** Begin **
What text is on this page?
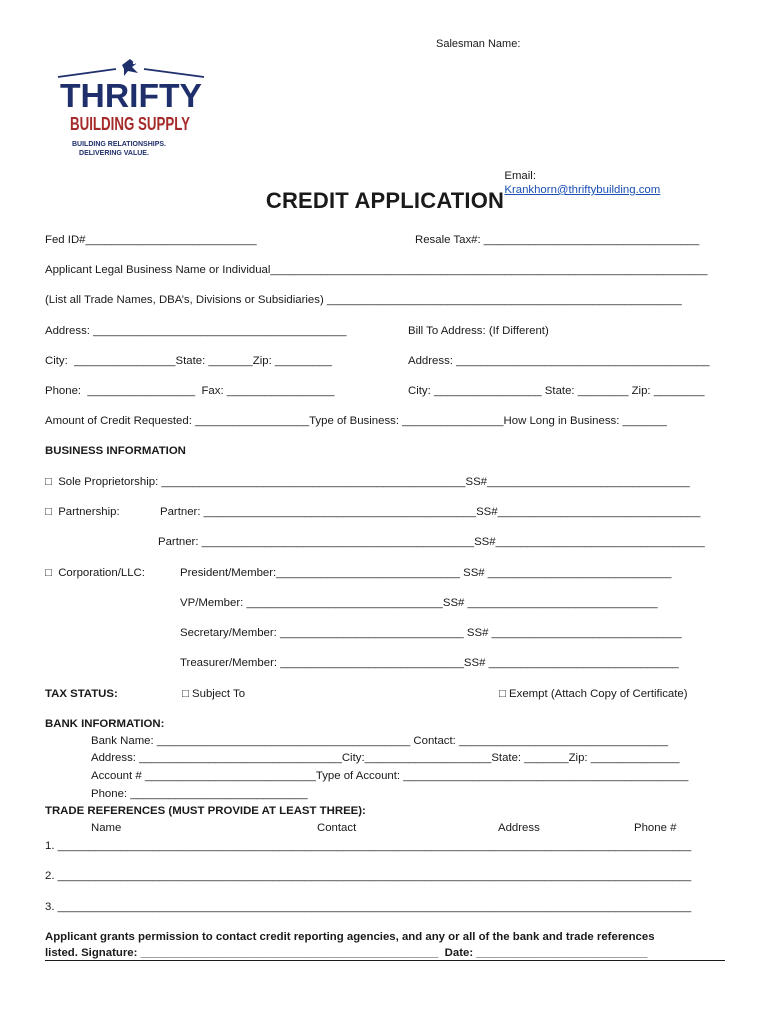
Salesman Name:
THRIFTY
BUILDING SUPPLY
BUILDING RELATIONSHIPS.
DELIVERING VALUE.

Email:
Krankhorn@thriftybuilding.com

CREDIT APPLICATION
Fed ID#___________________________	Resale Tax#: __________________________________
Applicant Legal Business Name or Individual_____________________________________________________________________
(List all Trade Names, DBA’s, Divisions or Subsidiaries) ________________________________________________________
Address: ________________________________________	Bill To Address: (If Different)
City:  ________________State: _______Zip: _________	Address: ________________________________________
Phone:  _________________  Fax: _________________	City: _________________ State: ________ Zip: ________
Amount of Credit Requested: __________________Type of Business: ________________How Long in Business: _______
BUSINESS INFORMATION
□  Sole Proprietorship: ________________________________________________SS#________________________________
□  Partnership:	Partner: ___________________________________________SS#________________________________
Partner: ___________________________________________SS#_________________________________
□  Corporation/LLC:	President/Member:_____________________________ SS# _____________________________
VP/Member: _______________________________SS# ______________________________
Secretary/Member: _____________________________ SS# ______________________________
Treasurer/Member: _____________________________SS# ______________________________
TAX STATUS:	□ Subject To	□ Exempt (Attach Copy of Certificate)
BANK INFORMATION:
Bank Name: ________________________________________ Contact: _________________________________
Address: ________________________________City:____________________State: _______Zip: ______________
Account # ___________________________Type of Account: _____________________________________________
Phone: ____________________________
TRADE REFERENCES (MUST PROVIDE AT LEAST THREE):
Name	Contact	Address	Phone #
1. ____________________________________________________________________________________________________
2. ____________________________________________________________________________________________________
3. ____________________________________________________________________________________________________
Applicant grants permission to contact credit reporting agencies, and any or all of the bank and trade references
listed. Signature: _______________________________________________  Date: ___________________________
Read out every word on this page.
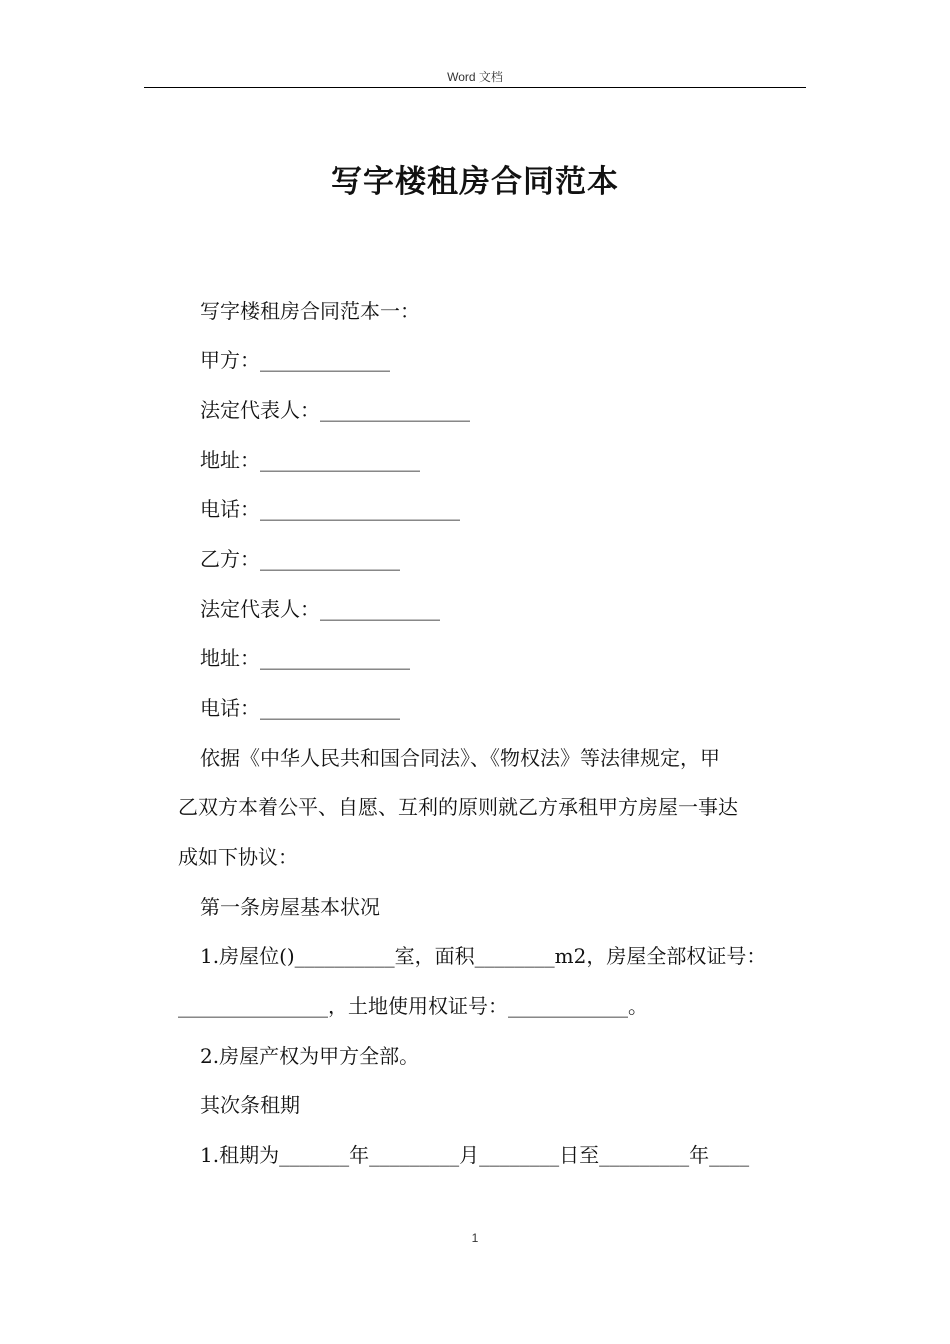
Word 文档
写字楼租房合同范本
写字楼租房合同范本一：
甲方：_____________
法定代表人：_______________
地址：________________
电话：____________________
乙方：______________
法定代表人：____________
地址：_______________
电话：______________
依据《中华人民共和国合同法》、《物权法》等法律规定，甲
乙双方本着公平、自愿、互利的原则就乙方承租甲方房屋一事达
成如下协议：
第一条房屋基本状况
1.房屋位()__________室，面积________m2，房屋全部权证号：
_______________，土地使用权证号：____________。
2.房屋产权为甲方全部。
其次条租期
1.租期为_______年_________月________日至_________年____
1
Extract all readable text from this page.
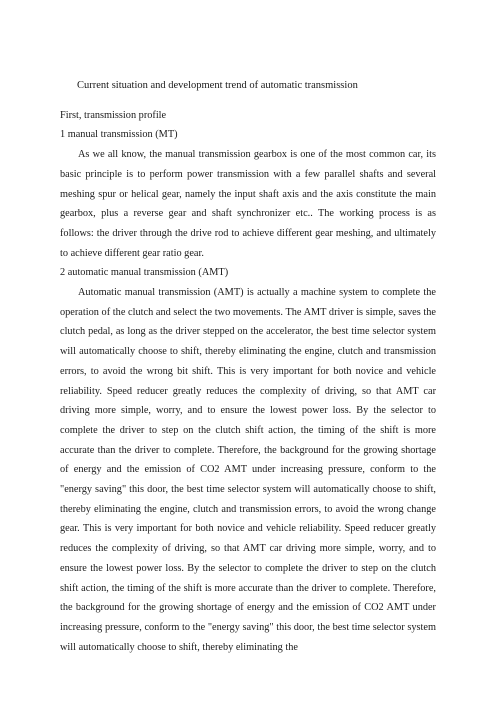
Current situation and development trend of automatic transmission

First, transmission profile

1 manual transmission (MT)

As we all know, the manual transmission gearbox is one of the most common car, its basic principle is to perform power transmission with a few parallel shafts and several meshing spur or helical gear, namely the input shaft axis and the axis constitute the main gearbox, plus a reverse gear and shaft synchronizer etc.. The working process is as follows: the driver through the drive rod to achieve different gear meshing, and ultimately to achieve different gear ratio gear.

2 automatic manual transmission (AMT)

Automatic manual transmission (AMT) is actually a machine system to complete the operation of the clutch and select the two movements. The AMT driver is simple, saves the clutch pedal, as long as the driver stepped on the accelerator, the best time selector system will automatically choose to shift, thereby eliminating the engine, clutch and transmission errors, to avoid the wrong bit shift. This is very important for both novice and vehicle reliability. Speed reducer greatly reduces the complexity of driving, so that AMT car driving more simple, worry, and to ensure the lowest power loss. By the selector to complete the driver to step on the clutch shift action, the timing of the shift is more accurate than the driver to complete. Therefore, the background for the growing shortage of energy and the emission of CO2 AMT under increasing pressure, conform to the "energy saving" this door, the best time selector system will automatically choose to shift, thereby eliminating the engine, clutch and transmission errors, to avoid the wrong change gear. This is very important for both novice and vehicle reliability. Speed reducer greatly reduces the complexity of driving, so that AMT car driving more simple, worry, and to ensure the lowest power loss. By the selector to complete the driver to step on the clutch shift action, the timing of the shift is more accurate than the driver to complete. Therefore, the background for the growing shortage of energy and the emission of CO2 AMT under increasing pressure, conform to the "energy saving" this door, the best time selector system will automatically choose to shift, thereby eliminating the
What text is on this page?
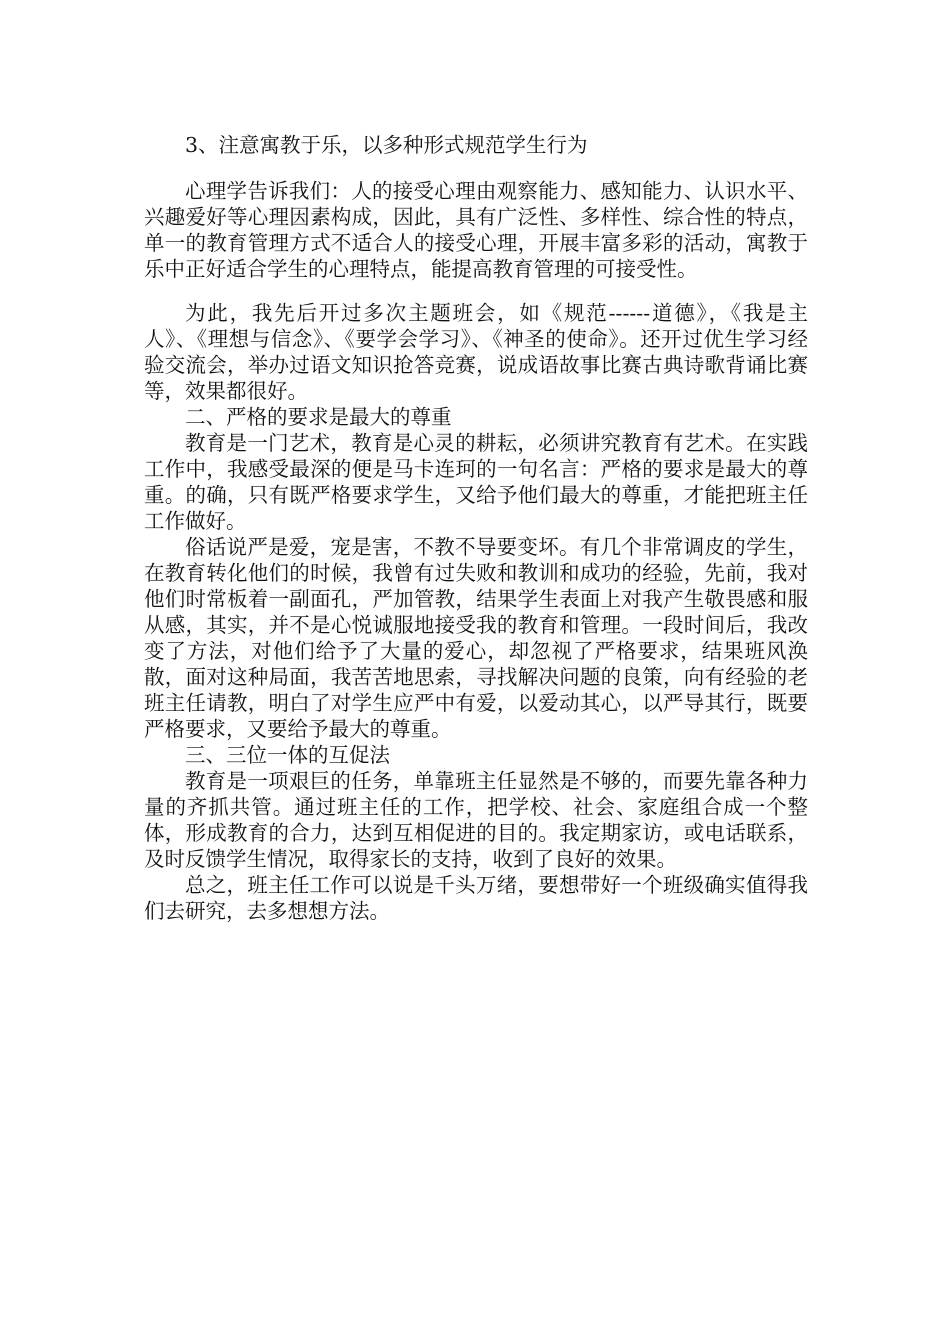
3、注意寓教于乐，以多种形式规范学生行为

心理学告诉我们：人的接受心理由观察能力、感知能力、认识水平、兴趣爱好等心理因素构成，因此，具有广泛性、多样性、综合性的特点，单一的教育管理方式不适合人的接受心理，开展丰富多彩的活动，寓教于乐中正好适合学生的心理特点，能提高教育管理的可接受性。

为此，我先后开过多次主题班会，如《规范------道德》，《我是主人》、《理想与信念》、《要学会学习》、《神圣的使命》。还开过优生学习经验交流会，举办过语文知识抢答竞赛，说成语故事比赛古典诗歌背诵比赛等，效果都很好。

二、严格的要求是最大的尊重

教育是一门艺术，教育是心灵的耕耘，必须讲究教育有艺术。在实践工作中，我感受最深的便是马卡连珂的一句名言：严格的要求是最大的尊重。的确，只有既严格要求学生，又给予他们最大的尊重，才能把班主任工作做好。

俗话说严是爱，宠是害，不教不导要变坏。有几个非常调皮的学生，在教育转化他们的时候，我曾有过失败和教训和成功的经验，先前，我对他们时常板着一副面孔，严加管教，结果学生表面上对我产生敬畏感和服从感，其实，并不是心悦诚服地接受我的教育和管理。一段时间后，我改变了方法，对他们给予了大量的爱心，却忽视了严格要求，结果班风涣散，面对这种局面，我苦苦地思索，寻找解决问题的良策，向有经验的老班主任请教，明白了对学生应严中有爱，以爱动其心，以严导其行，既要严格要求，又要给予最大的尊重。

三、三位一体的互促法

教育是一项艰巨的任务，单靠班主任显然是不够的，而要先靠各种力量的齐抓共管。通过班主任的工作，把学校、社会、家庭组合成一个整体，形成教育的合力，达到互相促进的目的。我定期家访，或电话联系，及时反馈学生情况，取得家长的支持，收到了良好的效果。

总之，班主任工作可以说是千头万绪，要想带好一个班级确实值得我们去研究，去多想想方法。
** End **
Given problem ▸ Except for the pictures, give all the material above again verbatim.

Written response ▸
What text is on this page?
Salesman Name:
THRIFTY
BUILDING SUPPLY
BUILDING RELATIONSHIPS.
DELIVERING VALUE.

Email:
Krankhorn@thriftybuilding.com

CREDIT APPLICATION
Fed ID#___________________________	Resale Tax#: __________________________________
Applicant Legal Business Name or Individual_____________________________________________________________________
(List all Trade Names, DBA’s, Divisions or Subsidiaries) ________________________________________________________
Address: ________________________________________	Bill To Address: (If Different)
City:  ________________State: _______Zip: _________	Address: ________________________________________
Phone:  _________________  Fax: _________________	City: _________________ State: ________ Zip: ________
Amount of Credit Requested: __________________Type of Business: ________________How Long in Business: _______
BUSINESS INFORMATION
□  Sole Proprietorship: ________________________________________________SS#________________________________
□  Partnership:	Partner: ___________________________________________SS#________________________________
Partner: ___________________________________________SS#_________________________________
□  Corporation/LLC:	President/Member:_____________________________ SS# _____________________________
VP/Member: _______________________________SS# ______________________________
Secretary/Member: _____________________________ SS# ______________________________
Treasurer/Member: _____________________________SS# ______________________________
TAX STATUS:	□ Subject To	□ Exempt (Attach Copy of Certificate)
BANK INFORMATION:
Bank Name: ________________________________________ Contact: _________________________________
Address: ________________________________City:____________________State: _______Zip: ______________
Account # ___________________________Type of Account: _____________________________________________
Phone: ____________________________
TRADE REFERENCES (MUST PROVIDE AT LEAST THREE):
Name	Contact	Address	Phone #
1. ____________________________________________________________________________________________________
2. ____________________________________________________________________________________________________
3. ____________________________________________________________________________________________________
Applicant grants permission to contact credit reporting agencies, and any or all of the bank and trade references
listed. Signature: _______________________________________________  Date: ___________________________
Read out every word on this page.
Word 文档
写字楼租房合同范本
写字楼租房合同范本一：
甲方：_____________
法定代表人：_______________
地址：________________
电话：____________________
乙方：______________
法定代表人：____________
地址：_______________
电话：______________
依据《中华人民共和国合同法》、《物权法》等法律规定，甲
乙双方本着公平、自愿、互利的原则就乙方承租甲方房屋一事达
成如下协议：
第一条房屋基本状况
1.房屋位()__________室，面积________m2，房屋全部权证号：
_______________，土地使用权证号：____________。
2.房屋产权为甲方全部。
其次条租期
1.租期为_______年_________月________日至_________年____
1
Extract all readable text from this page.
Current situation and development trend of automatic transmission

First, transmission profile

1 manual transmission (MT)

As we all know, the manual transmission gearbox is one of the most common car, its basic principle is to perform power transmission with a few parallel shafts and several meshing spur or helical gear, namely the input shaft axis and the axis constitute the main gearbox, plus a reverse gear and shaft synchronizer etc.. The working process is as follows: the driver through the drive rod to achieve different gear meshing, and ultimately to achieve different gear ratio gear.

2 automatic manual transmission (AMT)

Automatic manual transmission (AMT) is actually a machine system to complete the operation of the clutch and select the two movements. The AMT driver is simple, saves the clutch pedal, as long as the driver stepped on the accelerator, the best time selector system will automatically choose to shift, thereby eliminating the engine, clutch and transmission errors, to avoid the wrong bit shift. This is very important for both novice and vehicle reliability. Speed reducer greatly reduces the complexity of driving, so that AMT car driving more simple, worry, and to ensure the lowest power loss. By the selector to complete the driver to step on the clutch shift action, the timing of the shift is more accurate than the driver to complete. Therefore, the background for the growing shortage of energy and the emission of CO2 AMT under increasing pressure, conform to the "energy saving" this door, the best time selector system will automatically choose to shift, thereby eliminating the engine, clutch and transmission errors, to avoid the wrong change gear. This is very important for both novice and vehicle reliability. Speed reducer greatly reduces the complexity of driving, so that AMT car driving more simple, worry, and to ensure the lowest power loss. By the selector to complete the driver to step on the clutch shift action, the timing of the shift is more accurate than the driver to complete. Therefore, the background for the growing shortage of energy and the emission of CO2 AMT under increasing pressure, conform to the "energy saving" this door, the best time selector system will automatically choose to shift, thereby eliminating the
What text is on this page?
3、注意寓教于乐，以多种形式规范学生行为

心理学告诉我们：人的接受心理由观察能力、感知能力、认识水平、兴趣爱好等心理因素构成，因此，具有广泛性、多样性、综合性的特点，单一的教育管理方式不适合人的接受心理，开展丰富多彩的活动，寓教于乐中正好适合学生的心理特点，能提高教育管理的可接受性。

为此，我先后开过多次主题班会，如《规范------道德》，《我是主人》、《理想与信念》、《要学会学习》、《神圣的使命》。还开过优生学习经验交流会，举办过语文知识抢答竞赛，说成语故事比赛古典诗歌背诵比赛等，效果都很好。

二、严格的要求是最大的尊重

教育是一门艺术，教育是心灵的耕耘，必须讲究教育有艺术。在实践工作中，我感受最深的便是马卡连珂的一句名言：严格的要求是最大的尊重。的确，只有既严格要求学生，又给予他们最大的尊重，才能把班主任工作做好。

俗话说严是爱，宠是害，不教不导要变坏。有几个非常调皮的学生，在教育转化他们的时候，我曾有过失败和教训和成功的经验，先前，我对他们时常板着一副面孔，严加管教，结果学生表面上对我产生敬畏感和服从感，其实，并不是心悦诚服地接受我的教育和管理。一段时间后，我改变了方法，对他们给予了大量的爱心，却忽视了严格要求，结果班风涣散，面对这种局面，我苦苦地思索，寻找解决问题的良策，向有经验的老班主任请教，明白了对学生应严中有爱，以爱动其心，以严导其行，既要严格要求，又要给予最大的尊重。

三、三位一体的互促法

教育是一项艰巨的任务，单靠班主任显然是不够的，而要先靠各种力量的齐抓共管。通过班主任的工作，把学校、社会、家庭组合成一个整体，形成教育的合力，达到互相促进的目的。我定期家访，或电话联系，及时反馈学生情况，取得家长的支持，收到了良好的效果。

总之，班主任工作可以说是千头万绪，要想带好一个班级确实值得我们去研究，去多想想方法。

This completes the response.